TEXT SECTION:

  6. kaggsysbookishramblings says:

    Interesting response, Annabel! I’m re-reading, thought after a long time, but although this is a shift from the first book I didn’t mind. I think it’s such an evocative read, and the use of myth and folklore is wonderful. Very keen to get on to Greenwitch soon!

  7. CLM (@ConMartin) says:

    I agree that if you read Over Sea and Dark is Rising close together the distinctly different approaches are puzzling. I somehow think the former was influenced by Cooper’s childhood favorites and the latter more influenced by Tolkien (she says somewhere everyone at University had read The Lord of the Rings, but not Narnia). Also, Cooper changed her mind about what she planned to accomplish and liked Merriman enough to want him in her story.

    There was a lot I did not remember about this book – that it was set around Christmas and that it was located near the Thames and not far from London. Also, not only did Will not know he was an Old One, he did not even know he was the seventh son of a seventh son, which was what I most remembered about the book, other than the conflict between Light and Darkness. I’ve read enough fairy tales that if I were the seventh daughter of a seventh daughter (instead of the eldest daughter of an eldest daughter) I might be *expecting* some kind of adventure. Will did not know about a brother who had died, so he thought he was one of six boys. Just a small thing but interesting!

EXERCISES TO COMPLETE:
A – Answer these from the reader comments on Cooper's books above:
(i) Which book is kaggsysbookishramblings keen to get on to soon?
(ii) According to CLM, what had everyone at University read?
(iii) Near which river is the book CLM discusses located?
B – List every book or series title named in the reader comments on Cooper's books above.
C – Proceed with the reader comments on Cooper's books, picking up after the last sentence shown.

Page segmentation data:
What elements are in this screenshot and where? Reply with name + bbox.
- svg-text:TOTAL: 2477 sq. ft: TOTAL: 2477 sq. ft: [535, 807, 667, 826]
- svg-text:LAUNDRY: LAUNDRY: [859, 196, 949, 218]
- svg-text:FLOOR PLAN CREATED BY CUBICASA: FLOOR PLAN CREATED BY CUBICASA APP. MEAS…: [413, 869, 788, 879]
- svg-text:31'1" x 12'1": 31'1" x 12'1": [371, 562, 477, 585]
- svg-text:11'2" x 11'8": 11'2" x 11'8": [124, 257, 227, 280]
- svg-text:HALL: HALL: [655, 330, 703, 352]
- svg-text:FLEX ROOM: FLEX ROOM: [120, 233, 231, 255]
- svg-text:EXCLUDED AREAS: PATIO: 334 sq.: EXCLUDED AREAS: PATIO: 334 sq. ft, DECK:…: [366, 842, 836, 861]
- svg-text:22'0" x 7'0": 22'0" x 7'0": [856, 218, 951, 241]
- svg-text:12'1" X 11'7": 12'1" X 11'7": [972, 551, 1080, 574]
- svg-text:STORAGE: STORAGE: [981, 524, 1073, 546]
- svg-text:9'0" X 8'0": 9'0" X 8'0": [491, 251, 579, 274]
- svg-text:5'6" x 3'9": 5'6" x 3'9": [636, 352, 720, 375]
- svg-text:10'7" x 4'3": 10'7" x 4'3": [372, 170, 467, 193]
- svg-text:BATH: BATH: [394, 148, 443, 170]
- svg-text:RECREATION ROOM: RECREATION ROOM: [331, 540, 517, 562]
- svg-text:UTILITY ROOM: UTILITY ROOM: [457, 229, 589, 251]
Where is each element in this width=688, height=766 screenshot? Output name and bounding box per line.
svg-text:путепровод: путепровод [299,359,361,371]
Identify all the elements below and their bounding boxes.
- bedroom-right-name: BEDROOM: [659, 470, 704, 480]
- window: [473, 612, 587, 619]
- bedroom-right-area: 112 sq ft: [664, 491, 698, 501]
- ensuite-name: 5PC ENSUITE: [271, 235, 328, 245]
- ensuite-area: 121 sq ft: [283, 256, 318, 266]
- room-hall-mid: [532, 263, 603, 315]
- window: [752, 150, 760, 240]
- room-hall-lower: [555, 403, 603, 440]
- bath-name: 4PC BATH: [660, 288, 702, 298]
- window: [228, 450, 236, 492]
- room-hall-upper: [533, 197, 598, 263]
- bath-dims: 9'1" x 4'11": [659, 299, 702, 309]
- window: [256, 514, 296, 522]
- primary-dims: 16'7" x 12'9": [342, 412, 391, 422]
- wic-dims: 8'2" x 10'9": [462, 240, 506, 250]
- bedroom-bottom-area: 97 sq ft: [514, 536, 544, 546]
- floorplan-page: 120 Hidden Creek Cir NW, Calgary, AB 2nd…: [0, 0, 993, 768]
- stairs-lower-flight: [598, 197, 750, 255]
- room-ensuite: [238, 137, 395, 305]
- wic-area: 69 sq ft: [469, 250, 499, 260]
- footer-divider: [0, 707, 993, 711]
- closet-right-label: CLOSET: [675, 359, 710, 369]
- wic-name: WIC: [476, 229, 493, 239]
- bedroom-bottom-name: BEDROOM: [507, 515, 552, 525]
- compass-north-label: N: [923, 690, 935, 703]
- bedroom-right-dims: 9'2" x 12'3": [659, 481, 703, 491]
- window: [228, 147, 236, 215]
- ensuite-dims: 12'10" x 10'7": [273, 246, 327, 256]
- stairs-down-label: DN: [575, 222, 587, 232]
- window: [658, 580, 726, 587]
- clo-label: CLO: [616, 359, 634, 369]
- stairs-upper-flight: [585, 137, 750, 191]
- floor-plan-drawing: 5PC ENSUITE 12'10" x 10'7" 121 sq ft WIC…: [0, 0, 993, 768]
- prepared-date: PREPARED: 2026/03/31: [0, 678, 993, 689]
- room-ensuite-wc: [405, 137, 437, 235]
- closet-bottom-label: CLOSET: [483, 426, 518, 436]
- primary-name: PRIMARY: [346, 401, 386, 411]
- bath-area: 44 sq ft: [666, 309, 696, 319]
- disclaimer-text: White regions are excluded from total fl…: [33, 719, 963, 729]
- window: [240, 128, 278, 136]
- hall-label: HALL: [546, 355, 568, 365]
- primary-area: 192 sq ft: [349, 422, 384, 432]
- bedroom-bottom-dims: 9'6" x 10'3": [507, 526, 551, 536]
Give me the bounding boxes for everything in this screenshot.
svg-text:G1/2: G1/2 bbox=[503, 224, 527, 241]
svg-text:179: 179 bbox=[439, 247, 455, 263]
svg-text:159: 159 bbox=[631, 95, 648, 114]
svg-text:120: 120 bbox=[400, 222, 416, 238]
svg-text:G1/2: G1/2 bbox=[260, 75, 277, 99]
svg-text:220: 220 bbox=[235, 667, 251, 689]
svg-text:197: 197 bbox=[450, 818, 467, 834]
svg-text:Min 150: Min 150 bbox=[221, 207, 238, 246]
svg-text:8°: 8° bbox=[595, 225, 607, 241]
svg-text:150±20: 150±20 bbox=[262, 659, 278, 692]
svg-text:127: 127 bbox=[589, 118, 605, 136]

ANSWER LIST:
A –
(i) Greenwitch
(ii) The Lord of the Rings
(iii) The Thames

B –
Greenwitch
Over Sea
Dark is Rising
The Lord of the Rings
Narnia

C –
    Here is my review:

    http://perfectretort.blogspot.com/2022/09/the-dark-is-rising-by-susan-cooper.html

    Constance

    Also, I found the witch-girl very creepy and wondered if her crush on Will’s brother was just a ploy to keep an eye on the Stantons or if she had not been corrupted at that time.

    • Annabel (AnnaBookBel) says:

      The point you make about Will not knowing he was the seventh son etc at first is a good one, and does give gravitas once he finds out. The witch girl was definitely creepy but the housekeeper in OSUS was creepier (a hint of Mrs Blalock from the Omen there I thought!)

  8. hcethatsme says:

    I wasn’t sure if I had read this one – no, completely new to me. I really enjoyed it, but what a 180 from OSUS, and I agree, it doesn’t feel like it’s the same series. Even Merriman seems like a different person because the tone is so larger-than-life mythic and very, very dark (I thought OSUS was dark but it’s a summer at the seaside in comparison, literally!) I wonder what I would have thought of it as a child. The reveal of Will as an Old One might have been alienating – as Chris said in his review, he is “more distant and less knowable” than the Drews, and once he acquires the knowledge of Gramarye he’s not really a child protagonist anymore, is he?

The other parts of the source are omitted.